— WHAT TO WORK ON —
Keep the pictures out of the copy and repeat the records exactly.
----------------------------------------
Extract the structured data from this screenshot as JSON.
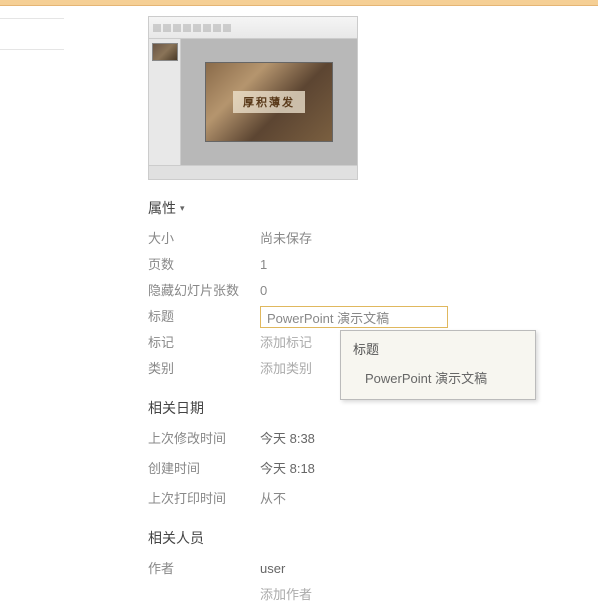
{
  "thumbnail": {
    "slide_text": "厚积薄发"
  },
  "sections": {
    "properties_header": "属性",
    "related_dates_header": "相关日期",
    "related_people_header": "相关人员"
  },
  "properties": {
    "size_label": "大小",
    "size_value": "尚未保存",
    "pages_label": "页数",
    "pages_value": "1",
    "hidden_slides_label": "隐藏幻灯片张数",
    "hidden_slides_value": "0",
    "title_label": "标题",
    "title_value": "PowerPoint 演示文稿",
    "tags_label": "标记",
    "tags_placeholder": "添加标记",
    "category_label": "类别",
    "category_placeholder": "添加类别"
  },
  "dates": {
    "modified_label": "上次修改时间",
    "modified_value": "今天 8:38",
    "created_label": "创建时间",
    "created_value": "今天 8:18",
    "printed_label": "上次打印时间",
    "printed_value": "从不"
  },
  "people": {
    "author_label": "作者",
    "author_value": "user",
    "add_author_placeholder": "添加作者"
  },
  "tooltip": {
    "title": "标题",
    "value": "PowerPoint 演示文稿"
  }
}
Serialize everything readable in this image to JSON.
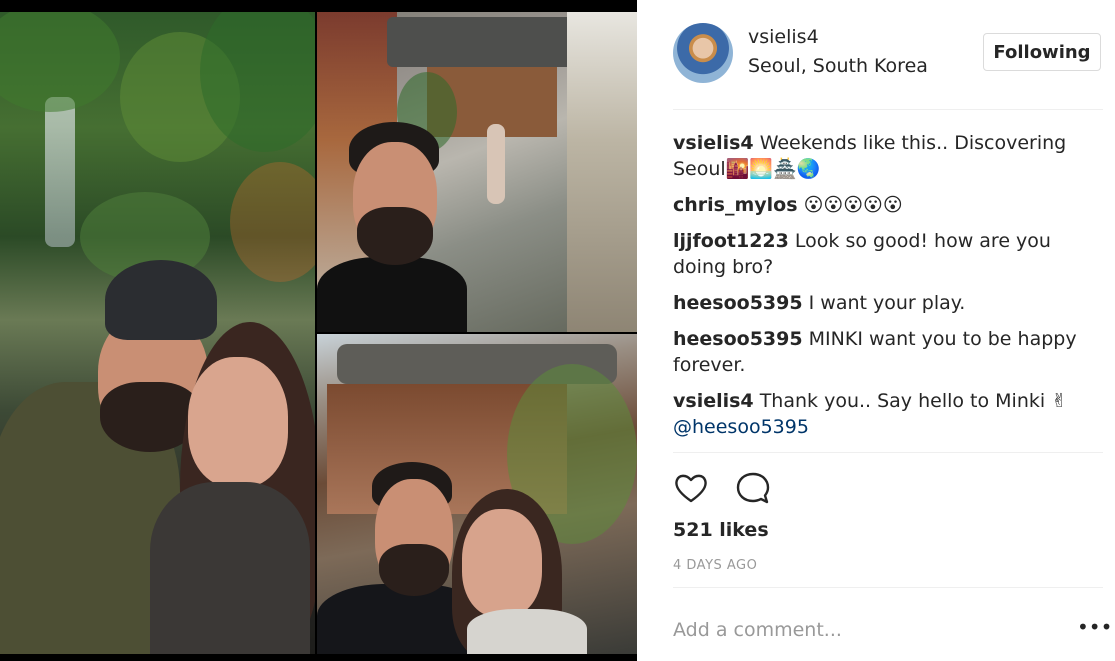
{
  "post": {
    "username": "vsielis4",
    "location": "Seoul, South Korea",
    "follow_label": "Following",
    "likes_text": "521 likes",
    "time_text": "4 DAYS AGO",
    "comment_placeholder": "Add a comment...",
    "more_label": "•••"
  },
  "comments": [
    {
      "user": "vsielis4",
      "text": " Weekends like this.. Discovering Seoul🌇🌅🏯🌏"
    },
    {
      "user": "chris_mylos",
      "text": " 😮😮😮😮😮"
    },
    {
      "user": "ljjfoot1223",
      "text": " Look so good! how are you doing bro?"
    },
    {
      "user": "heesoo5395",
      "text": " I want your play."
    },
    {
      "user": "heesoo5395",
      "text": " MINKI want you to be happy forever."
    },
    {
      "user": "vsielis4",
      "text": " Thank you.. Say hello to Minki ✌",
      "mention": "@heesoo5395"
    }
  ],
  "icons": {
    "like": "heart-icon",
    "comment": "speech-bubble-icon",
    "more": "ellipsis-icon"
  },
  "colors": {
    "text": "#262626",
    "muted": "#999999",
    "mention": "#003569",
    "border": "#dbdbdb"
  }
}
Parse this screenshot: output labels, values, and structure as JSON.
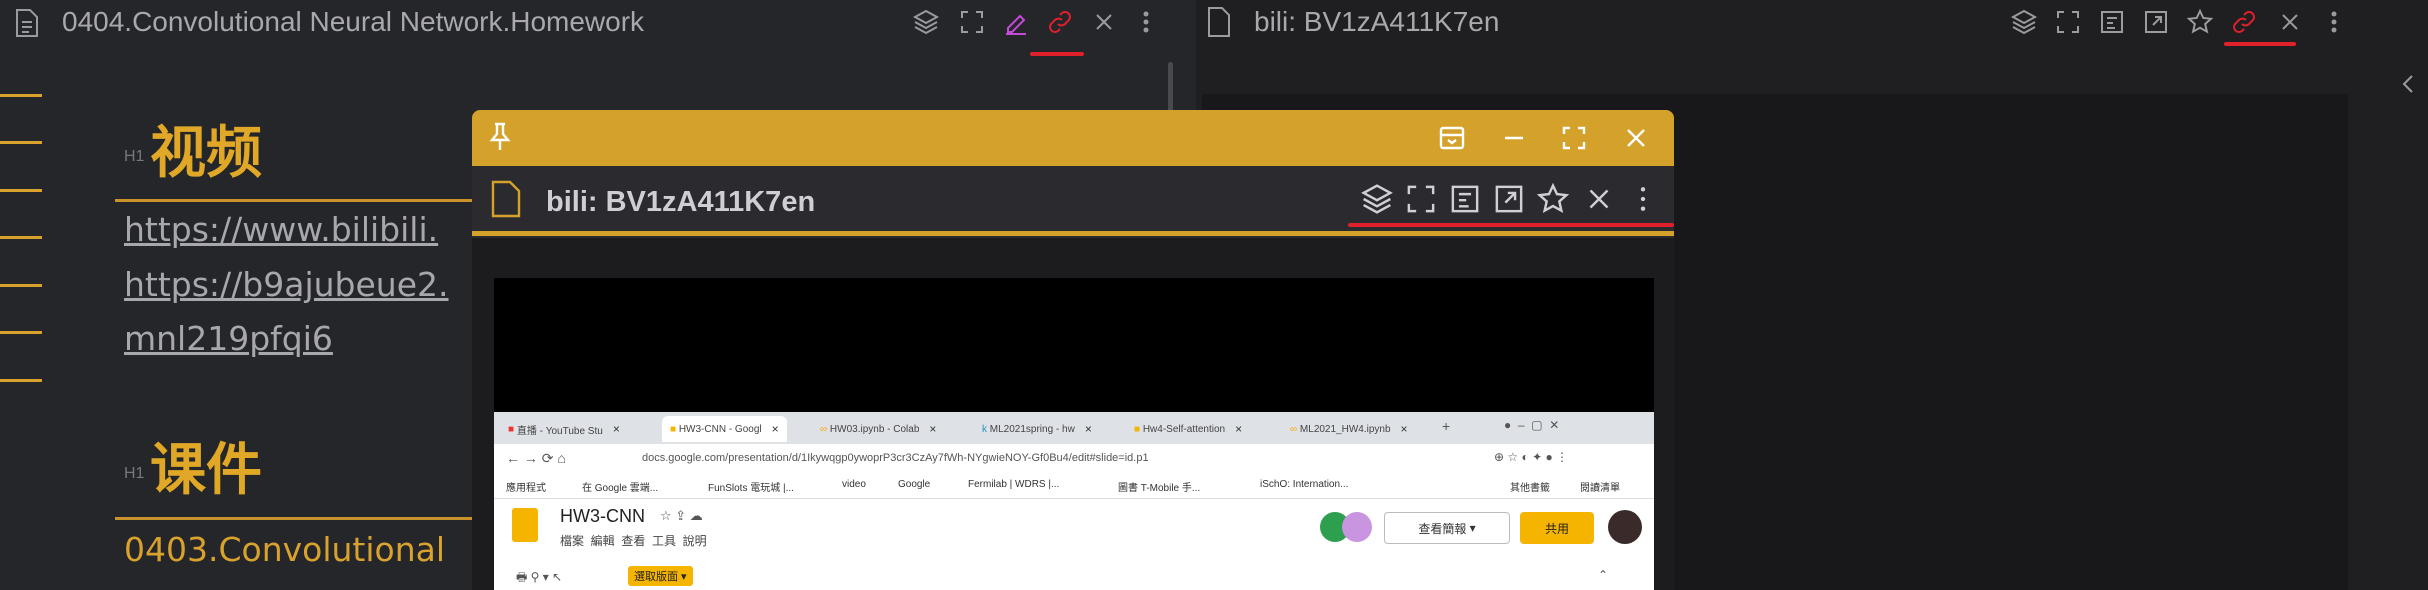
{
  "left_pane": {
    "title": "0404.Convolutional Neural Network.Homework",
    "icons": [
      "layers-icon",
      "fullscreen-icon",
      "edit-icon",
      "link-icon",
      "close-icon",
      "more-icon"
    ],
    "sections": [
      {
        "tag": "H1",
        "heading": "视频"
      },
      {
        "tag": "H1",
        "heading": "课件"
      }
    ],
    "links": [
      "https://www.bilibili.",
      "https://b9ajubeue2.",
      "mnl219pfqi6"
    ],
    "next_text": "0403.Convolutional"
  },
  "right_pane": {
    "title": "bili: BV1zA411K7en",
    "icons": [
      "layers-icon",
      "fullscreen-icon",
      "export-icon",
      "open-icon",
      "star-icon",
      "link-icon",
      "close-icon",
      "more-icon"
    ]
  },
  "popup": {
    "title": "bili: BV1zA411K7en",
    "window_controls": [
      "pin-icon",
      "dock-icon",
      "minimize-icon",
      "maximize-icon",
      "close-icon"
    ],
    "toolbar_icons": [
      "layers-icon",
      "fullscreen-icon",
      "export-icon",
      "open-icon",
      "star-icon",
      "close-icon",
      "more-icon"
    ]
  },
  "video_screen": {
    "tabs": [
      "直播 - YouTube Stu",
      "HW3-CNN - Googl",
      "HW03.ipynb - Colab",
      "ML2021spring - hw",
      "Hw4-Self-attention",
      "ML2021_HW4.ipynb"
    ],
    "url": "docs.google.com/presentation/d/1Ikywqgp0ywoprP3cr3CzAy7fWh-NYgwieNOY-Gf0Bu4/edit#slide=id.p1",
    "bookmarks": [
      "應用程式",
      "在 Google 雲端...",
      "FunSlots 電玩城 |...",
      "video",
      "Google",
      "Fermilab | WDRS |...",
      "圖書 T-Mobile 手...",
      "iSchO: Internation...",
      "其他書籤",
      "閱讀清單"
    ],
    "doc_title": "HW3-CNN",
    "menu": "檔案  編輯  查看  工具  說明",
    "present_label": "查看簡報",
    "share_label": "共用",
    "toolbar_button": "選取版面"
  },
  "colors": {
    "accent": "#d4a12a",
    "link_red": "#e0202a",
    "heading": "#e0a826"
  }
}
----------------------------------------
— RESULT OF THE EXERCISE —
Extract the structured data from this screenshot as JSON.
{
  "thumbnail": {
    "slide_text": "厚积薄发"
  },
  "sections": {
    "properties_header": "属性",
    "related_dates_header": "相关日期",
    "related_people_header": "相关人员"
  },
  "properties": {
    "size_label": "大小",
    "size_value": "尚未保存",
    "pages_label": "页数",
    "pages_value": "1",
    "hidden_slides_label": "隐藏幻灯片张数",
    "hidden_slides_value": "0",
    "title_label": "标题",
    "title_value": "PowerPoint 演示文稿",
    "tags_label": "标记",
    "tags_placeholder": "添加标记",
    "category_label": "类别",
    "category_placeholder": "添加类别"
  },
  "dates": {
    "modified_label": "上次修改时间",
    "modified_value": "今天 8:38",
    "created_label": "创建时间",
    "created_value": "今天 8:18",
    "printed_label": "上次打印时间",
    "printed_value": "从不"
  },
  "people": {
    "author_label": "作者",
    "author_value": "user",
    "add_author_placeholder": "添加作者"
  },
  "tooltip": {
    "title": "标题",
    "value": "PowerPoint 演示文稿"
  }
}
Serialize everything readable in this image to JSON.
{
  "post": {
    "username": "vsielis4",
    "location": "Seoul, South Korea",
    "follow_label": "Following",
    "likes_text": "521 likes",
    "time_text": "4 DAYS AGO",
    "comment_placeholder": "Add a comment...",
    "more_label": "•••"
  },
  "comments": [
    {
      "user": "vsielis4",
      "text": " Weekends like this.. Discovering Seoul🌇🌅🏯🌏"
    },
    {
      "user": "chris_mylos",
      "text": " 😮😮😮😮😮"
    },
    {
      "user": "ljjfoot1223",
      "text": " Look so good! how are you doing bro?"
    },
    {
      "user": "heesoo5395",
      "text": " I want your play."
    },
    {
      "user": "heesoo5395",
      "text": " MINKI want you to be happy forever."
    },
    {
      "user": "vsielis4",
      "text": " Thank you.. Say hello to Minki ✌",
      "mention": "@heesoo5395"
    }
  ],
  "icons": {
    "like": "heart-icon",
    "comment": "speech-bubble-icon",
    "more": "ellipsis-icon"
  },
  "colors": {
    "text": "#262626",
    "muted": "#999999",
    "mention": "#003569",
    "border": "#dbdbdb"
  }
}
Parse this screenshot: output labels, values, and structure as JSON.
{
  "left_pane": {
    "title": "0404.Convolutional Neural Network.Homework",
    "icons": [
      "layers-icon",
      "fullscreen-icon",
      "edit-icon",
      "link-icon",
      "close-icon",
      "more-icon"
    ],
    "sections": [
      {
        "tag": "H1",
        "heading": "视频"
      },
      {
        "tag": "H1",
        "heading": "课件"
      }
    ],
    "links": [
      "https://www.bilibili.",
      "https://b9ajubeue2.",
      "mnl219pfqi6"
    ],
    "next_text": "0403.Convolutional"
  },
  "right_pane": {
    "title": "bili: BV1zA411K7en",
    "icons": [
      "layers-icon",
      "fullscreen-icon",
      "export-icon",
      "open-icon",
      "star-icon",
      "link-icon",
      "close-icon",
      "more-icon"
    ]
  },
  "popup": {
    "title": "bili: BV1zA411K7en",
    "window_controls": [
      "pin-icon",
      "dock-icon",
      "minimize-icon",
      "maximize-icon",
      "close-icon"
    ],
    "toolbar_icons": [
      "layers-icon",
      "fullscreen-icon",
      "export-icon",
      "open-icon",
      "star-icon",
      "close-icon",
      "more-icon"
    ]
  },
  "video_screen": {
    "tabs": [
      "直播 - YouTube Stu",
      "HW3-CNN - Googl",
      "HW03.ipynb - Colab",
      "ML2021spring - hw",
      "Hw4-Self-attention",
      "ML2021_HW4.ipynb"
    ],
    "url": "docs.google.com/presentation/d/1Ikywqgp0ywoprP3cr3CzAy7fWh-NYgwieNOY-Gf0Bu4/edit#slide=id.p1",
    "bookmarks": [
      "應用程式",
      "在 Google 雲端...",
      "FunSlots 電玩城 |...",
      "video",
      "Google",
      "Fermilab | WDRS |...",
      "圖書 T-Mobile 手...",
      "iSchO: Internation...",
      "其他書籤",
      "閱讀清單"
    ],
    "doc_title": "HW3-CNN",
    "menu": "檔案  編輯  查看  工具  說明",
    "present_label": "查看簡報",
    "share_label": "共用",
    "toolbar_button": "選取版面"
  },
  "colors": {
    "accent": "#d4a12a",
    "link_red": "#e0202a",
    "heading": "#e0a826"
  }
}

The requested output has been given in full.